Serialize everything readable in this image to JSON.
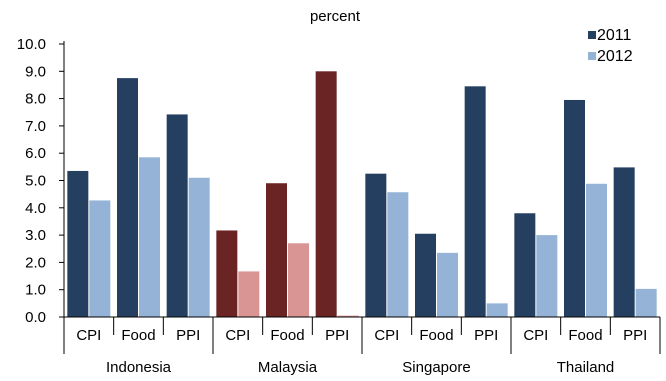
{
  "chart_data": {
    "type": "bar",
    "ylabel": "percent",
    "ylim": [
      0,
      10
    ],
    "yticks": [
      "0.0",
      "1.0",
      "2.0",
      "3.0",
      "4.0",
      "5.0",
      "6.0",
      "7.0",
      "8.0",
      "9.0",
      "10.0"
    ],
    "grid": false,
    "legend_position": "top-right",
    "groups": [
      {
        "name": "Indonesia",
        "categories": [
          "CPI",
          "Food",
          "PPI"
        ]
      },
      {
        "name": "Malaysia",
        "categories": [
          "CPI",
          "Food",
          "PPI"
        ]
      },
      {
        "name": "Singapore",
        "categories": [
          "CPI",
          "Food",
          "PPI"
        ]
      },
      {
        "name": "Thailand",
        "categories": [
          "CPI",
          "Food",
          "PPI"
        ]
      }
    ],
    "series": [
      {
        "name": "2011",
        "color": "#243F60",
        "values": [
          5.35,
          8.75,
          7.42,
          3.17,
          4.9,
          9.0,
          5.25,
          3.05,
          8.45,
          3.8,
          7.95,
          5.48
        ]
      },
      {
        "name": "2012",
        "color": "#95B3D7",
        "values": [
          4.27,
          5.85,
          5.1,
          1.67,
          2.7,
          0.05,
          4.57,
          2.35,
          0.5,
          3.0,
          4.88,
          1.03
        ]
      }
    ],
    "highlight": {
      "group": "Malaysia",
      "colors": {
        "2011": "#6B2424",
        "2012": "#D99594"
      }
    }
  }
}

####################

* WHAT YOU NEED TO DO
Every line in the data that holds "name" should be copied out.

* ANSWER FOR THE TASK
        "name": "Indonesia",
        "name": "Malaysia",
        "name": "Singapore",
        "name": "Thailand",
        "name": "2011",
        "name": "2012",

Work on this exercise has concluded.